== Exercícios propostos ==
1. Segundo a citação de John Stott no texto sobre Gálatas 2, quanto tempo durou a única visita de Paulo a Jerusalém em quatorze anos?
2. Escreva a sequência do texto sobre Gálatas 2, começando logo após a última frase apresentada.

== Trecho do documento ==

Fonte: Evangelhos em Conflitos – Capítulos 3 e 4
Gálatas 2: 1-14: A Unidade do Evangelho
Gálatas 1 introduziu a ideia de que havia aqueles que buscavam perverter o evangelho. O capítulo 2 começa abordando o problema com maior intenção, enquanto segue a validação de Paulo de seu apostolado e sua mensagem. O capítulo mostra que o evangelho é fundamental para a unidade. Os primeiros 14 versículos destacam duas ameaças à unidade do evangelho.
A ameaça de Jerusalém (Gálatas 2: 1-10)
A primeira ameaça é encontrada entre alguns dos “falsos irmãos” em Jerusalém, que procuraram perverter o evangelho.
A respeito do evangelho, John Stott escreve que Paulo “mostrou no capítulo 1 que seu evangelho veio de Deus, e não do homem. Agora, ele mostra na primeira parte do capítulo 2 que seu evangelho era exatamente o mesmo dos outros apóstolos; não foi diferente. Para provar que seu evangelho era independente dos outros apóstolos, ele enfatizou que fez apenas uma visita a Jerusalém em quatorze anos, e que durou apenas quinze dias. Para provar que seu evangelho era, no entanto, idêntico ao deles, ele agora enfatiza que quando ele fez uma visita apropriada a Jerusalém, seu evangelho foi endossado e aprovado por eles.1
Gálatas 2: 1-10 se divide naturalmente em três seções. O primeiro consiste nos versículos 1 e 2, que explicam o motivo da viagem de Paulo a Jerusalém. Devemos observar várias coisas sobre esses versículos.
Primeira, ele nos diz que foi “em obediência a uma revelação” (versículo 2, NVI).
Esse pensamento é especialmente importante para ele apresentar em sua Carta aos Gálatas. Seu ponto é que os “verdadeiros apóstolos” não o chamaram a Jerusalém para descobrir seus conceitos; não. Foi uma revelação de Deus que o impulsionou para a capital judaica.
Segunda, o objetivo da visita era apresentar aos líderes, em Jerusalém, o evangelho que ele já havia apresentado aos gentios, “para que todos os meus esforços não fossem em vão” (versículo 2, NVI). É importante notar que Paulo não tinha certeza de seu evangelho, no sentido de que precisava da aprovação humana. Em vez disso, ele temia que a obra divisionista dos judaizantes pudesse ter um impacto destrutivo em sua obra.
Portanto, era crucial que ele superasse a influência deles, mostrando que ele e os apóstolos de Jerusalém estavam em harmonia sobre a natureza do evangelho.
Com tudo isso, Paulo mostra que não é um anarquista que rejeita a ordem eclesiástica; que ele não é alguém que tem outra visão da verdade e que avança por conta própria. Ao contrário, o apóstolo acreditava na ordem eclesiástica e no trabalho com os outros líderes, mesmo quando havia sérias diferenças entre eles.

== Conjunto de itens ==
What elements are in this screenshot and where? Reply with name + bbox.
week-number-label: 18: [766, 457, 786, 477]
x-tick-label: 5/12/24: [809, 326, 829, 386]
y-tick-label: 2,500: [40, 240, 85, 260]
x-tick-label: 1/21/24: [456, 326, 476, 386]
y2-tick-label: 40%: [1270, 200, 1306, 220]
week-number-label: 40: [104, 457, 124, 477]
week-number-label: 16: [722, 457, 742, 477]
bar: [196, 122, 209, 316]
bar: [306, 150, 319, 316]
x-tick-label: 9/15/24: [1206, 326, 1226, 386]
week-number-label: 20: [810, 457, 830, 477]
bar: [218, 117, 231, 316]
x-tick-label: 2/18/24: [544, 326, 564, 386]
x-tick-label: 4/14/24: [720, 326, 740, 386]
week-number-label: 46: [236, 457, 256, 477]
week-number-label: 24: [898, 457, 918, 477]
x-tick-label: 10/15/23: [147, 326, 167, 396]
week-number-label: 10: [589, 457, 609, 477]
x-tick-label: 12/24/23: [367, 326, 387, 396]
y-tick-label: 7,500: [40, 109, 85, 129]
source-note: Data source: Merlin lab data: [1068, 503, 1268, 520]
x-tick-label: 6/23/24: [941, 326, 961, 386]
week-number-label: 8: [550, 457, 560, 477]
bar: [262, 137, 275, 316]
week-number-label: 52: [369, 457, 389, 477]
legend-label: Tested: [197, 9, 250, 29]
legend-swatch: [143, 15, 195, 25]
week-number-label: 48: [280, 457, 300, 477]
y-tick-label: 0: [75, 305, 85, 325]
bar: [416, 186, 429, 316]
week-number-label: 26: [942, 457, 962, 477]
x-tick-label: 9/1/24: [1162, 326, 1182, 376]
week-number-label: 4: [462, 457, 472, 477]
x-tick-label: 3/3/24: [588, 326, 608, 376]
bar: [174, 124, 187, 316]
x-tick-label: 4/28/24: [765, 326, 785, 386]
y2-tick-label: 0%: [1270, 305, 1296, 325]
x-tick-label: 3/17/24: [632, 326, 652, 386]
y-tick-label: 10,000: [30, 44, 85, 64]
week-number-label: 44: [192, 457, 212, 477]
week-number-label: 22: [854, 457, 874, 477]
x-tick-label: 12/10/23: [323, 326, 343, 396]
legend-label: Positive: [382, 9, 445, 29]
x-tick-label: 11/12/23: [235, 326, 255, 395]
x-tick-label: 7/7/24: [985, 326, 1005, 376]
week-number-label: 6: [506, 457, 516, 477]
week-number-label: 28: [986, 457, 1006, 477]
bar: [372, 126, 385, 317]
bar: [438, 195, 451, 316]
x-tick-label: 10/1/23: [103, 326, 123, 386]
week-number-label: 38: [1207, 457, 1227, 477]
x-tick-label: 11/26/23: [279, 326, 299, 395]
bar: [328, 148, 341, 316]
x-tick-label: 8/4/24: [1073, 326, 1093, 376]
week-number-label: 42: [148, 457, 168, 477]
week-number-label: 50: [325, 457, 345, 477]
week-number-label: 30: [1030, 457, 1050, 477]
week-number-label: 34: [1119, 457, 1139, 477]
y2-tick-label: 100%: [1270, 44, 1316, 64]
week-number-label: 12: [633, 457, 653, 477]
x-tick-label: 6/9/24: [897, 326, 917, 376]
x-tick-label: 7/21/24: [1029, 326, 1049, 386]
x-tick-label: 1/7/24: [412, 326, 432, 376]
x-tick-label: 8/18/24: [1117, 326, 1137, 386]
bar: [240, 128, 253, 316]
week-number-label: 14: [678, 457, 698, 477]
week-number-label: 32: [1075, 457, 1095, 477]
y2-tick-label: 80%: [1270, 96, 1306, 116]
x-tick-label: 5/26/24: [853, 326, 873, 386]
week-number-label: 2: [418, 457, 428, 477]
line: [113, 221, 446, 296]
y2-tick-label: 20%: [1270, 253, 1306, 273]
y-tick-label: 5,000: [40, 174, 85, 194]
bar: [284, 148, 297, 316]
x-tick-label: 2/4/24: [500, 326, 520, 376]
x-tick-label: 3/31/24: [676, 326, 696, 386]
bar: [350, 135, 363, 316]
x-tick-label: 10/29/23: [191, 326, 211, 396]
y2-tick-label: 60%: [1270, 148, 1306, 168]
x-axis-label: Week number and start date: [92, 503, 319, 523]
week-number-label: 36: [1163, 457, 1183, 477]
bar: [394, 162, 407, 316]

== Respostas por tarefa ==
1. Durou apenas quinze dias.

2.
A terceira coisa que devemos observar sobre os versículos 1 e 2 é que ele levou Tito com ele. Não foi por acaso. Tito, sendo um grego incircunciso convertido ao cristianismo, serviria como um caso de teste na luta de Paulo contra aqueles em Jerusalém que ensinavam que “a menos que você seja circuncidado segundo o rito de Moisés, não pode ser salvo” (Atos 15).
Aqui, Paulo toca em um assunto delicado. Afinal, os apóstolos em Jerusalém agiram em um contexto judaico, no qual todos os homens eram circuncidados e estavam em harmonia com as leis judaicas desde o nascimento. Os próprios outros apóstolos, sem dúvida, não viram tão claramente como Paulo, o que significava pregar o cristianismo em um contexto gentio.
Como resultado, J. B. Lightfoot aponta: “Paulo enfrenta o dilema do medo de dizer muito e o medo de dizer muito pouco. Ele deve manter sua própria independência, mas não deve comprometer a posição dos Doze. Como pode ser justificado, sem parecer condená-los? É necessário falar com clareza e ser reservado.2 Uma tática que ele usou nessa situação delicada foi falar “em particular com os de certa reputação” (Gl 2: 2).
Antes de prosseguirmos, devemos notar que a frase um tanto estranha “aqueles de certa reputação” aparece novamente nos versículos 6 e 9, e não tinha a intenção de manchar a autoridade e dignidade dos apóstolos de Jerusalém, mas sim como um instrumento de suavizá-lo para seus leitores da Galácia, que tinham ouvido os judaizantes, que praticamente deificaram os apóstolos de Jerusalém, em detrimento de Paulo. Mais uma vez, Paulo afirma que seu próprio cargo apostólico está no mesmo nível dos líderes de Jerusalém.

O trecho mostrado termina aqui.